Begin Raw data

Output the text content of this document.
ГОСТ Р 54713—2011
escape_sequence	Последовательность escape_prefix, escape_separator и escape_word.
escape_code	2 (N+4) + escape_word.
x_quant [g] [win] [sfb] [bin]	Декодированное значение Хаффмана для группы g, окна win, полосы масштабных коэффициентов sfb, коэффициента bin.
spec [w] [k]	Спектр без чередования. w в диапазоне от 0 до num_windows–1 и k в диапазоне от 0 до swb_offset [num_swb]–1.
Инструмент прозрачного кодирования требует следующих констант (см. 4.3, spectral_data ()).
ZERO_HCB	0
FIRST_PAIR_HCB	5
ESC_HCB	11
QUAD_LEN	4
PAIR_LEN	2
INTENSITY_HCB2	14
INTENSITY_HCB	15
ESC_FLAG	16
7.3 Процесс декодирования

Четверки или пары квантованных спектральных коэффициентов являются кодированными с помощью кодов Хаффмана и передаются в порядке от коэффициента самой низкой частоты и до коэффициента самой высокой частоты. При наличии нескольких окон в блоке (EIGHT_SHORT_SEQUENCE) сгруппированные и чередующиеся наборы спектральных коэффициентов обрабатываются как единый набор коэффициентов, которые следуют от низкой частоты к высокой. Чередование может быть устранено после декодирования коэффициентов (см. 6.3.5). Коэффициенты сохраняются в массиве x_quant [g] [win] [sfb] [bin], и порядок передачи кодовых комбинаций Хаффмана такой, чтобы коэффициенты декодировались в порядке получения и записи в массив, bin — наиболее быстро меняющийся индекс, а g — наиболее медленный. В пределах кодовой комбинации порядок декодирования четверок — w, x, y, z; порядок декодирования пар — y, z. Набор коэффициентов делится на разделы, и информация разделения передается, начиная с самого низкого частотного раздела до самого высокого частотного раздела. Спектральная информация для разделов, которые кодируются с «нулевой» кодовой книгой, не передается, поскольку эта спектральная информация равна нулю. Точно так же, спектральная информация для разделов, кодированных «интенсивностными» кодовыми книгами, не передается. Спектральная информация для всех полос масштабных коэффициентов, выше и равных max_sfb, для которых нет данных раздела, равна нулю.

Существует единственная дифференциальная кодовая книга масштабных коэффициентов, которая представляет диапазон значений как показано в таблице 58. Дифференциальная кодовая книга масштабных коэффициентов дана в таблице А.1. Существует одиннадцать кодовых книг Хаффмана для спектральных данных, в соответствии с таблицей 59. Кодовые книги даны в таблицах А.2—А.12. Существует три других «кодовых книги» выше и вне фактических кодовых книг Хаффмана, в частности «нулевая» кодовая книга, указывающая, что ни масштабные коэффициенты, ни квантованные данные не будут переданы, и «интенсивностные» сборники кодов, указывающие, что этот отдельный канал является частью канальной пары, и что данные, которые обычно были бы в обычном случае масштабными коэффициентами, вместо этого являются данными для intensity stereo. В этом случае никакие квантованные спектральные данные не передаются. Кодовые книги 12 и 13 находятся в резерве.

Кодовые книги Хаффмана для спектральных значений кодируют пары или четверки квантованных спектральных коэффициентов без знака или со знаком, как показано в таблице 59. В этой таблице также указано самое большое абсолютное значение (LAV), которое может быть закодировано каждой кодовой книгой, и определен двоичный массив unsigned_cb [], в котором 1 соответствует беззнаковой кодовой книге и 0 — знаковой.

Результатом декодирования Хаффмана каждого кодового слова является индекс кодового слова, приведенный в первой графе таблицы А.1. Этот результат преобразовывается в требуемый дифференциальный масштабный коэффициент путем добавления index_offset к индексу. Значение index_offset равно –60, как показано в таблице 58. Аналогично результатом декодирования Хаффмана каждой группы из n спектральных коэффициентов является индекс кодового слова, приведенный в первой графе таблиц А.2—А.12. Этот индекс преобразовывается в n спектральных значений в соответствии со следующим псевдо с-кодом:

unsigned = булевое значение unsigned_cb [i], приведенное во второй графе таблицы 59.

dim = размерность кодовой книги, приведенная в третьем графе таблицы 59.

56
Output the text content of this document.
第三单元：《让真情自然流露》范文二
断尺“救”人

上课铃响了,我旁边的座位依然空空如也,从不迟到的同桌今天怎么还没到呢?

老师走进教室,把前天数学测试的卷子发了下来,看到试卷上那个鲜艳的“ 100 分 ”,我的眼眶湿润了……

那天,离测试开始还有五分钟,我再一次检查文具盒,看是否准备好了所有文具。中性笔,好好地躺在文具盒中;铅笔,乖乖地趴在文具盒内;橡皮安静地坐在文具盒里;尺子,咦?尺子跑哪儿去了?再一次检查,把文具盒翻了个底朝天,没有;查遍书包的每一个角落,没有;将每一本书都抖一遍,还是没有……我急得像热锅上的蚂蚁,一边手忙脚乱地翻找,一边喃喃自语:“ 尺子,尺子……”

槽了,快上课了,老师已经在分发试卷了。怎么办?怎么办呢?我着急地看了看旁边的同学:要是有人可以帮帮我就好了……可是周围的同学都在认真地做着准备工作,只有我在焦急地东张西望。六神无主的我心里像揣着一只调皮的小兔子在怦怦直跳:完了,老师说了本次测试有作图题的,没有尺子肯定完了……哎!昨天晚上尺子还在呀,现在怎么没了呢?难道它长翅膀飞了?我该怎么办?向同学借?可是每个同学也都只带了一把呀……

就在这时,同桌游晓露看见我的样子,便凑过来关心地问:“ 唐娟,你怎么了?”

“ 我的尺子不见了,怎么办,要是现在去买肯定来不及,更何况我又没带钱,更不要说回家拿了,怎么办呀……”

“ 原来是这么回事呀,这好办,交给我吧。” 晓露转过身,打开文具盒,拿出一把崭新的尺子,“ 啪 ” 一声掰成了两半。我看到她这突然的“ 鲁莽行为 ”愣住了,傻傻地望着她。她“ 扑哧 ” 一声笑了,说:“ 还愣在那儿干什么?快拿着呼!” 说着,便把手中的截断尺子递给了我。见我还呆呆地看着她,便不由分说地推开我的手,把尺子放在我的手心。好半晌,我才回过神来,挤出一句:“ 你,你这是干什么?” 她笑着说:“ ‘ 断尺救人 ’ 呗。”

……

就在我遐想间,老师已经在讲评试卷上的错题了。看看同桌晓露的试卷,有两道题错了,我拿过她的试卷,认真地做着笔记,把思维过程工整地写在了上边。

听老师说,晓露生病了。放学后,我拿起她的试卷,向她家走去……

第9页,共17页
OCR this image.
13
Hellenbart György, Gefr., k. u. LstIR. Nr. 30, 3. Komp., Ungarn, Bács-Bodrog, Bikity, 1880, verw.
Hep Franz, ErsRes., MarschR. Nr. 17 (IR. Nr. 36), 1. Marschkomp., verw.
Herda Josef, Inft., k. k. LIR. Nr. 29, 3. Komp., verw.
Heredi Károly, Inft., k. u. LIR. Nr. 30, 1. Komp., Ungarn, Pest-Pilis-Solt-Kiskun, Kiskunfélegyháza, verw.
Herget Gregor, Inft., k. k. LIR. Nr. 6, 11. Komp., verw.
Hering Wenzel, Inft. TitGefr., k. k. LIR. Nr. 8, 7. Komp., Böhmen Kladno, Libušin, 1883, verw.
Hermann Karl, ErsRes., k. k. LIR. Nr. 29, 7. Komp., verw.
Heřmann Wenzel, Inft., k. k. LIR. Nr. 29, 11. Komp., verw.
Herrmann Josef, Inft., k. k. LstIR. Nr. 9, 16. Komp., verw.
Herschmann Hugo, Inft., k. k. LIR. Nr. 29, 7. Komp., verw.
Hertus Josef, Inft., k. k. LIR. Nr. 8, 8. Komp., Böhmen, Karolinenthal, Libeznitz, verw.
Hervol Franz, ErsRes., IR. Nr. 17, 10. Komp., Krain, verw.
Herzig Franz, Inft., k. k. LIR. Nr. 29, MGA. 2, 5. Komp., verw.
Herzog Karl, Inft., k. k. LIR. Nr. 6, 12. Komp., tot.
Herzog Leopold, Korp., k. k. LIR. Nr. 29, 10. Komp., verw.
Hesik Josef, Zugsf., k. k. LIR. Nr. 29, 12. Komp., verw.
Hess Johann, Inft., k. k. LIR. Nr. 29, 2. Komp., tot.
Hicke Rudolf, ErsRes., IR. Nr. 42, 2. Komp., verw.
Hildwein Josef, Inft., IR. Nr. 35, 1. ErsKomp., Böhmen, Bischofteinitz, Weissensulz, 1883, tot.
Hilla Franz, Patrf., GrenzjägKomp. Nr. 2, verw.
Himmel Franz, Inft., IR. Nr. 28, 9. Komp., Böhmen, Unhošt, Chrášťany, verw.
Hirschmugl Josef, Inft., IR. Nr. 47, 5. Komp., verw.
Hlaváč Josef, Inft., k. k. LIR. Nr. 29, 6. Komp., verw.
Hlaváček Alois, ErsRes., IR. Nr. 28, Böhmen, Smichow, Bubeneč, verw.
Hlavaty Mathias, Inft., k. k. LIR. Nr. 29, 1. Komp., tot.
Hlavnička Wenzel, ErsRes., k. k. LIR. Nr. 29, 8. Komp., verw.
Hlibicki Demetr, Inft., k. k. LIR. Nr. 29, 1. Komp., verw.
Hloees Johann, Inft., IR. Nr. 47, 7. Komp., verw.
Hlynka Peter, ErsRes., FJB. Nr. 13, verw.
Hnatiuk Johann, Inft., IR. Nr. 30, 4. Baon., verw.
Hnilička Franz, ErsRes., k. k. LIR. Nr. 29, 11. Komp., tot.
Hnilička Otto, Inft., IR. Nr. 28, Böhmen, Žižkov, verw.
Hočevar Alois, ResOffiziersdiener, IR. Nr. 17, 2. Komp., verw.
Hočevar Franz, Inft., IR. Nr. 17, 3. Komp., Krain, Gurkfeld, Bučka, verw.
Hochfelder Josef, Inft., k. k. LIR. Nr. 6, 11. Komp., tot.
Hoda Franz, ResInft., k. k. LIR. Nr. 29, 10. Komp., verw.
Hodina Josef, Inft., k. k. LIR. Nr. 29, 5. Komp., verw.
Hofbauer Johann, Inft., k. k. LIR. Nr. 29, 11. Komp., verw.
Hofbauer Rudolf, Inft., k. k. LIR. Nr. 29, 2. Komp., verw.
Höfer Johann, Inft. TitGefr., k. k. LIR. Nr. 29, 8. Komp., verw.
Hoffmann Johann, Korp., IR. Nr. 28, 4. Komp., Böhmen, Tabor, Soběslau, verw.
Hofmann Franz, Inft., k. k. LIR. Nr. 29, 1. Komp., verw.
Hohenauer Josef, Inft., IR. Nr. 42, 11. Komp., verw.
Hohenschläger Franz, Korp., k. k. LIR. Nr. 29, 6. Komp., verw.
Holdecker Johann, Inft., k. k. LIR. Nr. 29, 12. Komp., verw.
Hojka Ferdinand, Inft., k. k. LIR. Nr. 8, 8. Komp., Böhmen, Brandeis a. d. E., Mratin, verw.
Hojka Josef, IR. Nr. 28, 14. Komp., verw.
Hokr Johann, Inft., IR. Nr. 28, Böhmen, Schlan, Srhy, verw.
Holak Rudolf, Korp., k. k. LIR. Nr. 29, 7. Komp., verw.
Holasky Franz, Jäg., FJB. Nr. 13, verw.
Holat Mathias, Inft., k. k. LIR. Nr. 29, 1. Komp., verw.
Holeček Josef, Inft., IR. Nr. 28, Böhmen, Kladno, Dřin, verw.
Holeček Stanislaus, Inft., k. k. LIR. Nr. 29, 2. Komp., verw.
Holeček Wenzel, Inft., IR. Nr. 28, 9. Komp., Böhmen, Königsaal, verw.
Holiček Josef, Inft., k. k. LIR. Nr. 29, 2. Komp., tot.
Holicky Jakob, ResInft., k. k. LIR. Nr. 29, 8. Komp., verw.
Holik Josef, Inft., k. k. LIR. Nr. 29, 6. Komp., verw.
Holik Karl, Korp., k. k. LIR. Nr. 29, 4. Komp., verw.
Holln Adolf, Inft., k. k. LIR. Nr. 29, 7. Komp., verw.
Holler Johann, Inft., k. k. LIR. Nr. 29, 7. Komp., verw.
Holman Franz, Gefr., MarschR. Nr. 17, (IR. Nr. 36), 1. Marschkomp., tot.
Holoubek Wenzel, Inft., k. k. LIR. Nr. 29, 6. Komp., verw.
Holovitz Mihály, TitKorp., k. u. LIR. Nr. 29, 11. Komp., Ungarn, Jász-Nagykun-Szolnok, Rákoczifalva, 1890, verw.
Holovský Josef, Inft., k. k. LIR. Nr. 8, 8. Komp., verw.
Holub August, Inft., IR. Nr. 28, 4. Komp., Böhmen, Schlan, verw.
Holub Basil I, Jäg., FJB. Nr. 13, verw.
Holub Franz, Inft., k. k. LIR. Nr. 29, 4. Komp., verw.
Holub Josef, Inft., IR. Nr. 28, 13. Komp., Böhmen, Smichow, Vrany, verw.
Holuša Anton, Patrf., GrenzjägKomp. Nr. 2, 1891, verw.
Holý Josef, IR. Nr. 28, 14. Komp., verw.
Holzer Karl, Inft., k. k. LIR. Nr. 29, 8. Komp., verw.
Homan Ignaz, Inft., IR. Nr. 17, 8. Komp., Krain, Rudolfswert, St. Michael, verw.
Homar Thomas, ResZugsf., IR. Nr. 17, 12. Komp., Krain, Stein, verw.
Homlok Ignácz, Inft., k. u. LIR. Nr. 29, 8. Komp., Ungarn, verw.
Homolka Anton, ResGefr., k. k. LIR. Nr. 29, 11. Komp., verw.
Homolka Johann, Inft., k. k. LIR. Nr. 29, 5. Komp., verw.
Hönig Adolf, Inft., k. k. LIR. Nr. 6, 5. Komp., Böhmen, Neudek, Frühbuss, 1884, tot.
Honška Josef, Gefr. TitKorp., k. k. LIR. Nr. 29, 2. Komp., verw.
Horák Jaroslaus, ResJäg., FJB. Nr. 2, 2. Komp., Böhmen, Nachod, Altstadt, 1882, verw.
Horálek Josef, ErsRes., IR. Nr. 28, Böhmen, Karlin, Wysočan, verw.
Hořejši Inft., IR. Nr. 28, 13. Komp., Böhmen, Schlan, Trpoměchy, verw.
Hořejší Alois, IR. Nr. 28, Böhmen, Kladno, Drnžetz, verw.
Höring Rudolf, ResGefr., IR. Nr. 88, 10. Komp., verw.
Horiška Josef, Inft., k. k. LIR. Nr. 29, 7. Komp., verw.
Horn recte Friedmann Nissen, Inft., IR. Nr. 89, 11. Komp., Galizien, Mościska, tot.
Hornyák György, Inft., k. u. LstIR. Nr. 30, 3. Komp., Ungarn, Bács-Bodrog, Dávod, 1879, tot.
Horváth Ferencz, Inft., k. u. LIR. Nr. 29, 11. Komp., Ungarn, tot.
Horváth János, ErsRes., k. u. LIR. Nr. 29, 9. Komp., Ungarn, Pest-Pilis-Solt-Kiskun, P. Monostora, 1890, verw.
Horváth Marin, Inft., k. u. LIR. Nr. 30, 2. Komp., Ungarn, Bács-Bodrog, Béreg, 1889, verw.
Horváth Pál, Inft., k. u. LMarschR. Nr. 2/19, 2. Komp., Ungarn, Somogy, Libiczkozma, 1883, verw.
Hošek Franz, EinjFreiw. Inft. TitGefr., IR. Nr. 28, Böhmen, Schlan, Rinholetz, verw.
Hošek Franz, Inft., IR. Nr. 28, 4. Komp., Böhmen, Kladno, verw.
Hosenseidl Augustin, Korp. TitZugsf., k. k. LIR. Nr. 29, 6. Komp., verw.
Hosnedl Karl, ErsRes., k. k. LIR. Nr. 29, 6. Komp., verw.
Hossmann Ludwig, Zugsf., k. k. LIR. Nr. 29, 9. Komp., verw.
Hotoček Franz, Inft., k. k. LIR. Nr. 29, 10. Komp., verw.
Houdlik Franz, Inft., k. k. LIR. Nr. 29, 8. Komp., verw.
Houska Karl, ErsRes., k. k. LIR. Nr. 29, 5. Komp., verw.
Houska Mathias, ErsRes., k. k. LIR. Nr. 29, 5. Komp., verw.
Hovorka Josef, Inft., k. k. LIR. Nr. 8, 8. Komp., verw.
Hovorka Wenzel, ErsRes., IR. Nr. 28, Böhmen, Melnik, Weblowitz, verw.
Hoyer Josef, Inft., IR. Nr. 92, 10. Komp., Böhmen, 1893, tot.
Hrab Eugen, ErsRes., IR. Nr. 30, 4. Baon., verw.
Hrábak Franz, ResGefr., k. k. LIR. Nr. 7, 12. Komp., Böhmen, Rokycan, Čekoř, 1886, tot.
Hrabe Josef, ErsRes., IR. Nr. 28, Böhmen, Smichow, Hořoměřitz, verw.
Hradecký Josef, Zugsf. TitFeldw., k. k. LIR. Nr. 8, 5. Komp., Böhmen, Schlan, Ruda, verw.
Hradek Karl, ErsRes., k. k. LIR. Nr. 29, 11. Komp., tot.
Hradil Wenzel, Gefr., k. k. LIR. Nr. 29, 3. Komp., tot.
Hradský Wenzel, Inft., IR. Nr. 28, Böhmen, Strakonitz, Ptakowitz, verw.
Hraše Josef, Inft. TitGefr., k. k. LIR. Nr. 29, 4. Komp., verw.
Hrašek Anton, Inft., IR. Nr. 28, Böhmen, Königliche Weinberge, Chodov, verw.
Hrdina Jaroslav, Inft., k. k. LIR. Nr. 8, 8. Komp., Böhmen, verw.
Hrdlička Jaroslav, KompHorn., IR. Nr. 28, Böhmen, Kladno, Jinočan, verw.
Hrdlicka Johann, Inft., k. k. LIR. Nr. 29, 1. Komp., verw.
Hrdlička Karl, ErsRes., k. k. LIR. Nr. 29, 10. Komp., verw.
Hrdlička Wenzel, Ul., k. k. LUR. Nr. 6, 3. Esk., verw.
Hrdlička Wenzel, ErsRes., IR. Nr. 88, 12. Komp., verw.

End Raw data

* _Request_: Copy each line of the preceding data that contains the string "Horváth".

* _Expected output_:
Horváth Ferencz, Inft., k. u. LIR. Nr. 29, 11. Komp., Ungarn, tot.
Horváth János, ErsRes., k. u. LIR. Nr. 29, 9. Komp., Ungarn, Pest-Pilis-Solt-Kiskun, P. Monostora, 1890, verw.
Horváth Marin, Inft., k. u. LIR. Nr. 30, 2. Komp., Ungarn, Bács-Bodrog, Béreg, 1889, verw.
Horváth Pál, Inft., k. u. LMarschR. Nr. 2/19, 2. Komp., Ungarn, Somogy, Libiczkozma, 1883, verw.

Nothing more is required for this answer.